╭─ Supplied entries
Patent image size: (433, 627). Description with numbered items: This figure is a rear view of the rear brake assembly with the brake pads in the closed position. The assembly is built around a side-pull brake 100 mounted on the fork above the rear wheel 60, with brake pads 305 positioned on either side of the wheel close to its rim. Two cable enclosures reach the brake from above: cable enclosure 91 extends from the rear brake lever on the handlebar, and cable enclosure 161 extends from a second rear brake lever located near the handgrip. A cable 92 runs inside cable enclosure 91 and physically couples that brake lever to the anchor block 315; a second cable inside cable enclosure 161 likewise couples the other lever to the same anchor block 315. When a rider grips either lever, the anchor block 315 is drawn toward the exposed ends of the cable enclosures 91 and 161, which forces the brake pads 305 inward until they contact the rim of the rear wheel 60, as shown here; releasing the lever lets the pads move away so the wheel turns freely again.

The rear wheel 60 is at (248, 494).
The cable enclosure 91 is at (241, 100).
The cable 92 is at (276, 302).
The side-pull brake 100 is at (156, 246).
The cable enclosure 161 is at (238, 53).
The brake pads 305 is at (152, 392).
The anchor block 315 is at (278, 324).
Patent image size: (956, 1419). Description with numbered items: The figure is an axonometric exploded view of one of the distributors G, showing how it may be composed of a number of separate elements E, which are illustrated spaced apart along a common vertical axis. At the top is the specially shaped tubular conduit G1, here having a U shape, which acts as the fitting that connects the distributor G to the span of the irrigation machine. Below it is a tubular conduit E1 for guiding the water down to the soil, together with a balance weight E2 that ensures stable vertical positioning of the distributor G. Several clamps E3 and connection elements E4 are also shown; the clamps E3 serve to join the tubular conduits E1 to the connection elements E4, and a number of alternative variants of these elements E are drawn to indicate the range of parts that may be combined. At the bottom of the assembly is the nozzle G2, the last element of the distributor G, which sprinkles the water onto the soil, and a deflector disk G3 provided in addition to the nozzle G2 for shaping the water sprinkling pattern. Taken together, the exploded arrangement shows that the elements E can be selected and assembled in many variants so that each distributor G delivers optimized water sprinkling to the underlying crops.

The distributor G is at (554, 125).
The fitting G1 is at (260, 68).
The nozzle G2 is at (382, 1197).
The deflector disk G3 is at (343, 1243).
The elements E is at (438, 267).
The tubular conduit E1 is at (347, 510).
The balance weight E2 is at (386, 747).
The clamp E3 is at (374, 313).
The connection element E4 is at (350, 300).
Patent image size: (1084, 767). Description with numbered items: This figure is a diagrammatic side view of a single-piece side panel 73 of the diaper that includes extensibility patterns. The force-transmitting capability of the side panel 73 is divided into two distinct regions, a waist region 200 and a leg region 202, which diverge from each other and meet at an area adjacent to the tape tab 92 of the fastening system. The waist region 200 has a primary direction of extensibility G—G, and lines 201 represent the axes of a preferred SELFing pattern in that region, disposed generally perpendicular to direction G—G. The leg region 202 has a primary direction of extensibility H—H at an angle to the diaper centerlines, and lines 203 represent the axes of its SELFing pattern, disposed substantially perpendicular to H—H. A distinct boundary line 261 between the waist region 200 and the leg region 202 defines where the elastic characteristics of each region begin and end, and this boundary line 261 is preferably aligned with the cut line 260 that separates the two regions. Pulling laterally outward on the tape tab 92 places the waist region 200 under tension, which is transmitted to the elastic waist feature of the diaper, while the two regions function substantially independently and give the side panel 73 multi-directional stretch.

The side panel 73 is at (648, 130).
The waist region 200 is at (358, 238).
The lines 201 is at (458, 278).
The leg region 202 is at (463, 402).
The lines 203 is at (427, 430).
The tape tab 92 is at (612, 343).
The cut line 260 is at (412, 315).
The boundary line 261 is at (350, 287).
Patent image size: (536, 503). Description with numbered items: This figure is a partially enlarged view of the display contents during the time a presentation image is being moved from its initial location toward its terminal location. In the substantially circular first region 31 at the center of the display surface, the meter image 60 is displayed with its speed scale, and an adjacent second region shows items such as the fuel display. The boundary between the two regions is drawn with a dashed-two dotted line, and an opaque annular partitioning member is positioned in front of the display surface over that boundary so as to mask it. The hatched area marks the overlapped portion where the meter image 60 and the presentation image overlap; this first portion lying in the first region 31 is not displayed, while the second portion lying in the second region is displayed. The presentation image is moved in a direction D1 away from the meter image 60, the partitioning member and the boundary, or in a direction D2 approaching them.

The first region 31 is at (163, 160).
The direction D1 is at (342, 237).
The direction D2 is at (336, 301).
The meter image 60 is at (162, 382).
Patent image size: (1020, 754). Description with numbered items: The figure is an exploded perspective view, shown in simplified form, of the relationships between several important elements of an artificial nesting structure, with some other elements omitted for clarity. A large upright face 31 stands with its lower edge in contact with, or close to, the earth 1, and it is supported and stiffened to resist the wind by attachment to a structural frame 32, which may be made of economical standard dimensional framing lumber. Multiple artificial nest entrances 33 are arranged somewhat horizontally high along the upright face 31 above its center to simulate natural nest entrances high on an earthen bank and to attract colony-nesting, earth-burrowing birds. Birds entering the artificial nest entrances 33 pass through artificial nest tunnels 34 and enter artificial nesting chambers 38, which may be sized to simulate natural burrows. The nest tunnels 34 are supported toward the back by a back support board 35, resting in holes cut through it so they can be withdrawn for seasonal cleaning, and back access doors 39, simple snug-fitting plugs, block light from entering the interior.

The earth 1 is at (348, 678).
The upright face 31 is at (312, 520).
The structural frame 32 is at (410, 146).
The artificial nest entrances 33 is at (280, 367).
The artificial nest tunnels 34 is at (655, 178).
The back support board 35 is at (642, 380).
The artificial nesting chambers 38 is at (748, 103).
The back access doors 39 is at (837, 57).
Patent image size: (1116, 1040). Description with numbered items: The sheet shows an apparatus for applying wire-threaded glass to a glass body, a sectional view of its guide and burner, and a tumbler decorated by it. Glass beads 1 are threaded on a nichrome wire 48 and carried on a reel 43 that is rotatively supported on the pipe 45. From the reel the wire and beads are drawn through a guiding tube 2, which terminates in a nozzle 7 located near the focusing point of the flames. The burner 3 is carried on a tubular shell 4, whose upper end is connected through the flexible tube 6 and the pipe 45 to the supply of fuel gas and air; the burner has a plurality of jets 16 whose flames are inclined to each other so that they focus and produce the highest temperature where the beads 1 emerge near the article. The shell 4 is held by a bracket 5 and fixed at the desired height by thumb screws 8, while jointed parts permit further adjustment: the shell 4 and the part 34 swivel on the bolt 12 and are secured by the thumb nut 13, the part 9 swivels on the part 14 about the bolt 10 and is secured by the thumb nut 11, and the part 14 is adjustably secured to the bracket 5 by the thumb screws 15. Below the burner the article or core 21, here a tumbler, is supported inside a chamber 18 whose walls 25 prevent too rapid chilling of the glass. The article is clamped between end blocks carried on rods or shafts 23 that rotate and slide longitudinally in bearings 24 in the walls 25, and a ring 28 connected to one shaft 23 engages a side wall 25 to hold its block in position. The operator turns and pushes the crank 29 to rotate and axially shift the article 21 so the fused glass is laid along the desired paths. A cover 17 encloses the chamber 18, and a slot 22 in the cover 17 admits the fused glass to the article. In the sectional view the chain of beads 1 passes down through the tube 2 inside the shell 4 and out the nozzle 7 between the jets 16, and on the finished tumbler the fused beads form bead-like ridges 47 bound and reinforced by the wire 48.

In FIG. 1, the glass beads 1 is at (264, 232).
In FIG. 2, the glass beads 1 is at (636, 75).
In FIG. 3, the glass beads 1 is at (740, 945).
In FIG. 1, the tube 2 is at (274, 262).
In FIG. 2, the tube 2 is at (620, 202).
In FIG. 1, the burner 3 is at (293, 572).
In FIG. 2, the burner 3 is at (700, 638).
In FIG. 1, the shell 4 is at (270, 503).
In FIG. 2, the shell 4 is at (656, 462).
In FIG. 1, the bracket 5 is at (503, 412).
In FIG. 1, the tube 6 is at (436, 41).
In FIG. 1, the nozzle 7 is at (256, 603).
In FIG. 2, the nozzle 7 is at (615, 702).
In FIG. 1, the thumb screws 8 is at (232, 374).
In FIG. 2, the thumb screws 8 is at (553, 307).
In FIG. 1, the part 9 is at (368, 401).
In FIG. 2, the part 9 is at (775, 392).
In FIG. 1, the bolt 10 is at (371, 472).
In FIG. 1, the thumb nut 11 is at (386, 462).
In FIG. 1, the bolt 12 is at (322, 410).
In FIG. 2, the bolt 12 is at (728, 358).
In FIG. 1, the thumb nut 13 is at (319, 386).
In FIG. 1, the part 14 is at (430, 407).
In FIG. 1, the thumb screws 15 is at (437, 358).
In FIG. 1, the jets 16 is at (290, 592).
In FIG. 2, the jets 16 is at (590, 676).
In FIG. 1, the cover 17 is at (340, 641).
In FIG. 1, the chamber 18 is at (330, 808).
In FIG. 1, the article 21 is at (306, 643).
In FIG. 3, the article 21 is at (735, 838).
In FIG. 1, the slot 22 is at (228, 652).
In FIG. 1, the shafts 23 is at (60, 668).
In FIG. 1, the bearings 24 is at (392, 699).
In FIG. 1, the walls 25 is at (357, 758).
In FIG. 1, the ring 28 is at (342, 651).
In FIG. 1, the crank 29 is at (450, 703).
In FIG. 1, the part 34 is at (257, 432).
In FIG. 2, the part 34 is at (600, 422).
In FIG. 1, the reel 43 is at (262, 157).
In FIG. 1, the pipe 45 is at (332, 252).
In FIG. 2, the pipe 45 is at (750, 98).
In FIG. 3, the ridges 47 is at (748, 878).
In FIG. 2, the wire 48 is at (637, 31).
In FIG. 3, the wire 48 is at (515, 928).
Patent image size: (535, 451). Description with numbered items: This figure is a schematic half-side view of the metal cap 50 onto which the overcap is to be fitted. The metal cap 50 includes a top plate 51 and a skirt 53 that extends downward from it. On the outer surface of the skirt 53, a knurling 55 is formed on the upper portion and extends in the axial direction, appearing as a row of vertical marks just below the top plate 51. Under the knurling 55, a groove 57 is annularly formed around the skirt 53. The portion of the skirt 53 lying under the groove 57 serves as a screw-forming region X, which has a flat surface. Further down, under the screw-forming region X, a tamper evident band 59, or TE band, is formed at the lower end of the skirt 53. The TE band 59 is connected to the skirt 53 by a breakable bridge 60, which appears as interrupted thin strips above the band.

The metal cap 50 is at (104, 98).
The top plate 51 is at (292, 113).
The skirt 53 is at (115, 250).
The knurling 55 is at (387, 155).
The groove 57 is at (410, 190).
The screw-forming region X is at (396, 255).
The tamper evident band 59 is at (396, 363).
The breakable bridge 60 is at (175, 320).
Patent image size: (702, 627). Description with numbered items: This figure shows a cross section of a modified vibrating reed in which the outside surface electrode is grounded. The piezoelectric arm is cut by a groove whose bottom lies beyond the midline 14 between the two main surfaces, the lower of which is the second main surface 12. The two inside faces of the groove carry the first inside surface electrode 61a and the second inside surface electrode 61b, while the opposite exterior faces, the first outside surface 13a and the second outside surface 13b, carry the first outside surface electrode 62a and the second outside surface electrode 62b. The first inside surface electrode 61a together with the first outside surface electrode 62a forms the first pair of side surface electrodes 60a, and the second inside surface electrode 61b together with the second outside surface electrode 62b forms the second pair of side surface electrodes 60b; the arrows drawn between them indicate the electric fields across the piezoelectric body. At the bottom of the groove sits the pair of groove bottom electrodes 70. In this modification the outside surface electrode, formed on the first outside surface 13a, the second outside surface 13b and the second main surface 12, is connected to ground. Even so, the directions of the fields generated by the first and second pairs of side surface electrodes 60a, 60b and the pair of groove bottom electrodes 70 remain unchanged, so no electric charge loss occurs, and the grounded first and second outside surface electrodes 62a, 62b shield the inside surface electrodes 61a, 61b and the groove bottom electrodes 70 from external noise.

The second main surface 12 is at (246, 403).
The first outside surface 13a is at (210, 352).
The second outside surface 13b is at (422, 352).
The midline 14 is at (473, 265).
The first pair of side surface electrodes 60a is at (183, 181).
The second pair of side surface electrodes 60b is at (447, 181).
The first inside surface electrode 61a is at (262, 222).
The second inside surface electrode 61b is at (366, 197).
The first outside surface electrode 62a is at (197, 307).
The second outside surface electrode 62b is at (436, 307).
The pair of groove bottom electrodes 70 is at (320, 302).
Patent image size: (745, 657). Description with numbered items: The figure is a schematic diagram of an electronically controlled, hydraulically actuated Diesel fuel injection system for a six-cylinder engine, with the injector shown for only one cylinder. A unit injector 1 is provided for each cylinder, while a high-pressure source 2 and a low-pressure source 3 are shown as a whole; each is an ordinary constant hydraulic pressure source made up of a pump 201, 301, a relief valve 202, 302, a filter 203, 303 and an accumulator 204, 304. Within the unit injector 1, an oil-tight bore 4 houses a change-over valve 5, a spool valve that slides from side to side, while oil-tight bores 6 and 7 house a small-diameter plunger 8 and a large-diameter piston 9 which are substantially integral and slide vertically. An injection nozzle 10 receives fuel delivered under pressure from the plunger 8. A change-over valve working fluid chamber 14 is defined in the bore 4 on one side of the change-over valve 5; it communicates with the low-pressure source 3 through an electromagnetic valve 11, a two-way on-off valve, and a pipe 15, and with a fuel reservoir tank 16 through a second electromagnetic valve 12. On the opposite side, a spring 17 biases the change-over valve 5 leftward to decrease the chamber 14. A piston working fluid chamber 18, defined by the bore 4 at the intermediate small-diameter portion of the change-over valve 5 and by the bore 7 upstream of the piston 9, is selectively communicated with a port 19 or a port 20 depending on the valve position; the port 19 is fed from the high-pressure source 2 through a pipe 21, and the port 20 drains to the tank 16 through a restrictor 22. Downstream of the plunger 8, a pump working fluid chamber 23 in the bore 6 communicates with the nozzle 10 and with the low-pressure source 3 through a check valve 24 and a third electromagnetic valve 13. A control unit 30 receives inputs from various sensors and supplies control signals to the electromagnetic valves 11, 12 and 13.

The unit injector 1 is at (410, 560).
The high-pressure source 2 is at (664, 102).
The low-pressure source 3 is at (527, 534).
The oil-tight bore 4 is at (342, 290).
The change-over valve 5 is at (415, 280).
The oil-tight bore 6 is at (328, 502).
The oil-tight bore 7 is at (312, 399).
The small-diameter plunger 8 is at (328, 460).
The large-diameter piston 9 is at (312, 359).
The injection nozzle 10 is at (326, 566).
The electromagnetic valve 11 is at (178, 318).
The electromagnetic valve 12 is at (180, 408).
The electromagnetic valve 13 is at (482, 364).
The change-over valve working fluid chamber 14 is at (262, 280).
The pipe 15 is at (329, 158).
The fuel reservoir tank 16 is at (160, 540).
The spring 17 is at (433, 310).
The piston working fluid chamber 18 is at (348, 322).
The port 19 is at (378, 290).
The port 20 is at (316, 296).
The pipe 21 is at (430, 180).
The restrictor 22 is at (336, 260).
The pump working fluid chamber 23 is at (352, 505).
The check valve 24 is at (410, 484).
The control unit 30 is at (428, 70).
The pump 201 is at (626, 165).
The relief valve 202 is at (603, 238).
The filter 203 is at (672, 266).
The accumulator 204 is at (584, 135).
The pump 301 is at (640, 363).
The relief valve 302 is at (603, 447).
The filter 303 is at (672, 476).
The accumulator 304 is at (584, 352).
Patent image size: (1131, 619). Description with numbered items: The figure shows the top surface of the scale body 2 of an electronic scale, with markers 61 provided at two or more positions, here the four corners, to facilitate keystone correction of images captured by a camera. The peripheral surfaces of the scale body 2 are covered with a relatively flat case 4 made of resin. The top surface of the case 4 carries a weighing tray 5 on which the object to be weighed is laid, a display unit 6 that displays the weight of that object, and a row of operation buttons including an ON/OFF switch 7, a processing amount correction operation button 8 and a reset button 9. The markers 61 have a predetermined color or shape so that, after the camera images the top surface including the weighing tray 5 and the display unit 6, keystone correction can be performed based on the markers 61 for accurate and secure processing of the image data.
╰─
● **The exercise**: Return the lines of the listing from the line containing "Patent image size: (536, 503)." through the line containing "The meter image 60 is at (162, 382).", inclusive, copied character for character.

● **Response**:
Patent image size: (536, 503). Description with numbered items: This figure is a partially enlarged view of the display contents during the time a presentation image is being moved from its initial location toward its terminal location. In the substantially circular first region 31 at the center of the display surface, the meter image 60 is displayed with its speed scale, and an adjacent second region shows items such as the fuel display. The boundary between the two regions is drawn with a dashed-two dotted line, and an opaque annular partitioning member is positioned in front of the display surface over that boundary so as to mask it. The hatched area marks the overlapped portion where the meter image 60 and the presentation image overlap; this first portion lying in the first region 31 is not displayed, while the second portion lying in the second region is displayed. The presentation image is moved in a direction D1 away from the meter image 60, the partitioning member and the boundary, or in a direction D2 approaching them.

The first region 31 is at (163, 160).
The direction D1 is at (342, 237).
The direction D2 is at (336, 301).
The meter image 60 is at (162, 382).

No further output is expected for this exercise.